### TO DO
Transcribe all of the records precisely as they are presented.

[Extracted records]
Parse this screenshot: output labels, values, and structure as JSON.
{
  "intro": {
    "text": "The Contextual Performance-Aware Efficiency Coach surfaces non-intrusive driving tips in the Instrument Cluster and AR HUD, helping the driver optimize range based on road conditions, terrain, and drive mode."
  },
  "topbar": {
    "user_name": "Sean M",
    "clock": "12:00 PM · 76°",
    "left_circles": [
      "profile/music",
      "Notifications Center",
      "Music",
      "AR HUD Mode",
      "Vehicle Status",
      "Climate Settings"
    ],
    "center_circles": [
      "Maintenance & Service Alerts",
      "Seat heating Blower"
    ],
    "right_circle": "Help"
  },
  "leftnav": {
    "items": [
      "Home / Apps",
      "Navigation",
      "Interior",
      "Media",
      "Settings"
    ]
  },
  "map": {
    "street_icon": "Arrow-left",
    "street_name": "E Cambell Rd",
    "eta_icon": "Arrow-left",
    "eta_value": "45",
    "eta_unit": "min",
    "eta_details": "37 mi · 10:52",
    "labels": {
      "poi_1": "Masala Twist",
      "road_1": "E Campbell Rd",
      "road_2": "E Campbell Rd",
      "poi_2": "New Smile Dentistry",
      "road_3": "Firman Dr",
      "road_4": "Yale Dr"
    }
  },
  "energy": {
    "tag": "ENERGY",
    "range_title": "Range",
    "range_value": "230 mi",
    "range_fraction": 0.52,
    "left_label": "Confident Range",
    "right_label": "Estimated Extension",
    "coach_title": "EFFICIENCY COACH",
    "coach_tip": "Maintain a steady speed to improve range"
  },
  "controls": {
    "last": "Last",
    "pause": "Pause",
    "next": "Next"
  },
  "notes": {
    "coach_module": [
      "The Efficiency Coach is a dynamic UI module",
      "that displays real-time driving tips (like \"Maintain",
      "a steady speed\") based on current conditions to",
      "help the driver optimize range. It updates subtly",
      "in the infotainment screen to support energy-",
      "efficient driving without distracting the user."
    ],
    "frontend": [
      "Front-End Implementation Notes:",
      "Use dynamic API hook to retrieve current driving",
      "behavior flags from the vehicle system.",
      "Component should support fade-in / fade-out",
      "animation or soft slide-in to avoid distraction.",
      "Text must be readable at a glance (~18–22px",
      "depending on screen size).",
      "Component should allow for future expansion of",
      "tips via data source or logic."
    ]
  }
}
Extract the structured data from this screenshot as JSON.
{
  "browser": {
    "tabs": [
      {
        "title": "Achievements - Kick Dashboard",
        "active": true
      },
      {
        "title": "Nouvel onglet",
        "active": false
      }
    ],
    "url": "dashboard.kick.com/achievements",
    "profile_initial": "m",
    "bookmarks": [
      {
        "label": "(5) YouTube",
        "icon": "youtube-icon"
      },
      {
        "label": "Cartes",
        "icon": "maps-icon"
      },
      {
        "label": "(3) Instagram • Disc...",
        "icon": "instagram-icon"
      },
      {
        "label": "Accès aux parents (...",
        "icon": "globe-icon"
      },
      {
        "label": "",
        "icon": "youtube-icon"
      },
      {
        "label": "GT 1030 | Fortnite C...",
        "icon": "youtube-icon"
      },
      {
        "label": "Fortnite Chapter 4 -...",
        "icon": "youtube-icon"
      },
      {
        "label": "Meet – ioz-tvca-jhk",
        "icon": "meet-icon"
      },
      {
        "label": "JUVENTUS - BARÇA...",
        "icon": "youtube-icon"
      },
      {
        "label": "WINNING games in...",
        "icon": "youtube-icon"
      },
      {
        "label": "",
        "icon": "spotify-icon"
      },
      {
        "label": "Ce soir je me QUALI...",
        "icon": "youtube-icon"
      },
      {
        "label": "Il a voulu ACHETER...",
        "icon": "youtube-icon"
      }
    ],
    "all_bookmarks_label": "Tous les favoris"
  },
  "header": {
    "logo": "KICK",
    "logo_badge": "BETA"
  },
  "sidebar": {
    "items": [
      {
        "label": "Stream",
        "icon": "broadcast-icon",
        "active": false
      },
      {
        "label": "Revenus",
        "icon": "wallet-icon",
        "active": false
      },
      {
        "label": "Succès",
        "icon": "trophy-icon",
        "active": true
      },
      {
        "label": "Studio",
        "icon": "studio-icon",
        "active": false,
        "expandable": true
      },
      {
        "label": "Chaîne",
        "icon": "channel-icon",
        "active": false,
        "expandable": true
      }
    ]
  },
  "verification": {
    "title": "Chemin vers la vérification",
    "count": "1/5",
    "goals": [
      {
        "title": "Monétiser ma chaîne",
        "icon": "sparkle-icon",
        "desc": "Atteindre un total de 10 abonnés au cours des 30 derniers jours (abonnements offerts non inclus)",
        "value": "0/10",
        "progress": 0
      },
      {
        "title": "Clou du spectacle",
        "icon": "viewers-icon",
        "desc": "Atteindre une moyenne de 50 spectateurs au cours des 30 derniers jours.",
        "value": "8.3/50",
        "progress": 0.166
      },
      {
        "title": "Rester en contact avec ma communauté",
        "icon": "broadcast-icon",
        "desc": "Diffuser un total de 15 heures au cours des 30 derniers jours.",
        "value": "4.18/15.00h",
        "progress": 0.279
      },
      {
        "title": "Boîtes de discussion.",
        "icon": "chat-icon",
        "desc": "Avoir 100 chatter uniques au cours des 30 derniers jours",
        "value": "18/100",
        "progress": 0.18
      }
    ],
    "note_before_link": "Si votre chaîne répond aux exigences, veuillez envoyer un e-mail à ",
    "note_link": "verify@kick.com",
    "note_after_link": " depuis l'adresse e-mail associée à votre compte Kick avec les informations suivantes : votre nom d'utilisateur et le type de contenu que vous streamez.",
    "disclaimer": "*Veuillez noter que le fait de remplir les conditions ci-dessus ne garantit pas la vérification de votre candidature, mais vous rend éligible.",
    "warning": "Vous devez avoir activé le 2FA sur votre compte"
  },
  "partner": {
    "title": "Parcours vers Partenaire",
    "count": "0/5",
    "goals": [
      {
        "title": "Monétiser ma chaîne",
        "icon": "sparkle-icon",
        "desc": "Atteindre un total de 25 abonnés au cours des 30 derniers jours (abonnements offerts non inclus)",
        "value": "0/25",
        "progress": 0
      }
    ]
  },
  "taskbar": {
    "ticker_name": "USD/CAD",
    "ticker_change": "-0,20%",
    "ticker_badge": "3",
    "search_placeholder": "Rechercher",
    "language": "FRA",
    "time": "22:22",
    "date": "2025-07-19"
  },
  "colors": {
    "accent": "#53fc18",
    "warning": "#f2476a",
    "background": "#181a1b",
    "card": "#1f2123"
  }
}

### THE COMPLETED TASK
Parse this screenshot: output labels, values, and structure as JSON.
{
  "intro": {
    "text": "The Contextual Performance-Aware Efficiency Coach surfaces non-intrusive driving tips in the Instrument Cluster and AR HUD, helping the driver optimize range based on road conditions, terrain, and drive mode."
  },
  "topbar": {
    "user_name": "Sean M",
    "clock": "12:00 PM · 76°",
    "left_circles": [
      "profile/music",
      "Notifications Center",
      "Music",
      "AR HUD Mode",
      "Vehicle Status",
      "Climate Settings"
    ],
    "center_circles": [
      "Maintenance & Service Alerts",
      "Seat heating Blower"
    ],
    "right_circle": "Help"
  },
  "leftnav": {
    "items": [
      "Home / Apps",
      "Navigation",
      "Interior",
      "Media",
      "Settings"
    ]
  },
  "map": {
    "street_icon": "Arrow-left",
    "street_name": "E Cambell Rd",
    "eta_icon": "Arrow-left",
    "eta_value": "45",
    "eta_unit": "min",
    "eta_details": "37 mi · 10:52",
    "labels": {
      "poi_1": "Masala Twist",
      "road_1": "E Campbell Rd",
      "road_2": "E Campbell Rd",
      "poi_2": "New Smile Dentistry",
      "road_3": "Firman Dr",
      "road_4": "Yale Dr"
    }
  },
  "energy": {
    "tag": "ENERGY",
    "range_title": "Range",
    "range_value": "230 mi",
    "range_fraction": 0.52,
    "left_label": "Confident Range",
    "right_label": "Estimated Extension",
    "coach_title": "EFFICIENCY COACH",
    "coach_tip": "Maintain a steady speed to improve range"
  },
  "controls": {
    "last": "Last",
    "pause": "Pause",
    "next": "Next"
  },
  "notes": {
    "coach_module": [
      "The Efficiency Coach is a dynamic UI module",
      "that displays real-time driving tips (like \"Maintain",
      "a steady speed\") based on current conditions to",
      "help the driver optimize range. It updates subtly",
      "in the infotainment screen to support energy-",
      "efficient driving without distracting the user."
    ],
    "frontend": [
      "Front-End Implementation Notes:",
      "Use dynamic API hook to retrieve current driving",
      "behavior flags from the vehicle system.",
      "Component should support fade-in / fade-out",
      "animation or soft slide-in to avoid distraction.",
      "Text must be readable at a glance (~18–22px",
      "depending on screen size).",
      "Component should allow for future expansion of",
      "tips via data source or logic."
    ]
  }
}
Extract the structured data from this screenshot as JSON.
{
  "browser": {
    "tabs": [
      {
        "title": "Achievements - Kick Dashboard",
        "active": true
      },
      {
        "title": "Nouvel onglet",
        "active": false
      }
    ],
    "url": "dashboard.kick.com/achievements",
    "profile_initial": "m",
    "bookmarks": [
      {
        "label": "(5) YouTube",
        "icon": "youtube-icon"
      },
      {
        "label": "Cartes",
        "icon": "maps-icon"
      },
      {
        "label": "(3) Instagram • Disc...",
        "icon": "instagram-icon"
      },
      {
        "label": "Accès aux parents (...",
        "icon": "globe-icon"
      },
      {
        "label": "",
        "icon": "youtube-icon"
      },
      {
        "label": "GT 1030 | Fortnite C...",
        "icon": "youtube-icon"
      },
      {
        "label": "Fortnite Chapter 4 -...",
        "icon": "youtube-icon"
      },
      {
        "label": "Meet – ioz-tvca-jhk",
        "icon": "meet-icon"
      },
      {
        "label": "JUVENTUS - BARÇA...",
        "icon": "youtube-icon"
      },
      {
        "label": "WINNING games in...",
        "icon": "youtube-icon"
      },
      {
        "label": "",
        "icon": "spotify-icon"
      },
      {
        "label": "Ce soir je me QUALI...",
        "icon": "youtube-icon"
      },
      {
        "label": "Il a voulu ACHETER...",
        "icon": "youtube-icon"
      }
    ],
    "all_bookmarks_label": "Tous les favoris"
  },
  "header": {
    "logo": "KICK",
    "logo_badge": "BETA"
  },
  "sidebar": {
    "items": [
      {
        "label": "Stream",
        "icon": "broadcast-icon",
        "active": false
      },
      {
        "label": "Revenus",
        "icon": "wallet-icon",
        "active": false
      },
      {
        "label": "Succès",
        "icon": "trophy-icon",
        "active": true
      },
      {
        "label": "Studio",
        "icon": "studio-icon",
        "active": false,
        "expandable": true
      },
      {
        "label": "Chaîne",
        "icon": "channel-icon",
        "active": false,
        "expandable": true
      }
    ]
  },
  "verification": {
    "title": "Chemin vers la vérification",
    "count": "1/5",
    "goals": [
      {
        "title": "Monétiser ma chaîne",
        "icon": "sparkle-icon",
        "desc": "Atteindre un total de 10 abonnés au cours des 30 derniers jours (abonnements offerts non inclus)",
        "value": "0/10",
        "progress": 0
      },
      {
        "title": "Clou du spectacle",
        "icon": "viewers-icon",
        "desc": "Atteindre une moyenne de 50 spectateurs au cours des 30 derniers jours.",
        "value": "8.3/50",
        "progress": 0.166
      },
      {
        "title": "Rester en contact avec ma communauté",
        "icon": "broadcast-icon",
        "desc": "Diffuser un total de 15 heures au cours des 30 derniers jours.",
        "value": "4.18/15.00h",
        "progress": 0.279
      },
      {
        "title": "Boîtes de discussion.",
        "icon": "chat-icon",
        "desc": "Avoir 100 chatter uniques au cours des 30 derniers jours",
        "value": "18/100",
        "progress": 0.18
      }
    ],
    "note_before_link": "Si votre chaîne répond aux exigences, veuillez envoyer un e-mail à ",
    "note_link": "verify@kick.com",
    "note_after_link": " depuis l'adresse e-mail associée à votre compte Kick avec les informations suivantes : votre nom d'utilisateur et le type de contenu que vous streamez.",
    "disclaimer": "*Veuillez noter que le fait de remplir les conditions ci-dessus ne garantit pas la vérification de votre candidature, mais vous rend éligible.",
    "warning": "Vous devez avoir activé le 2FA sur votre compte"
  },
  "partner": {
    "title": "Parcours vers Partenaire",
    "count": "0/5",
    "goals": [
      {
        "title": "Monétiser ma chaîne",
        "icon": "sparkle-icon",
        "desc": "Atteindre un total de 25 abonnés au cours des 30 derniers jours (abonnements offerts non inclus)",
        "value": "0/25",
        "progress": 0
      }
    ]
  },
  "taskbar": {
    "ticker_name": "USD/CAD",
    "ticker_change": "-0,20%",
    "ticker_badge": "3",
    "search_placeholder": "Rechercher",
    "language": "FRA",
    "time": "22:22",
    "date": "2025-07-19"
  },
  "colors": {
    "accent": "#53fc18",
    "warning": "#f2476a",
    "background": "#181a1b",
    "card": "#1f2123"
  }
}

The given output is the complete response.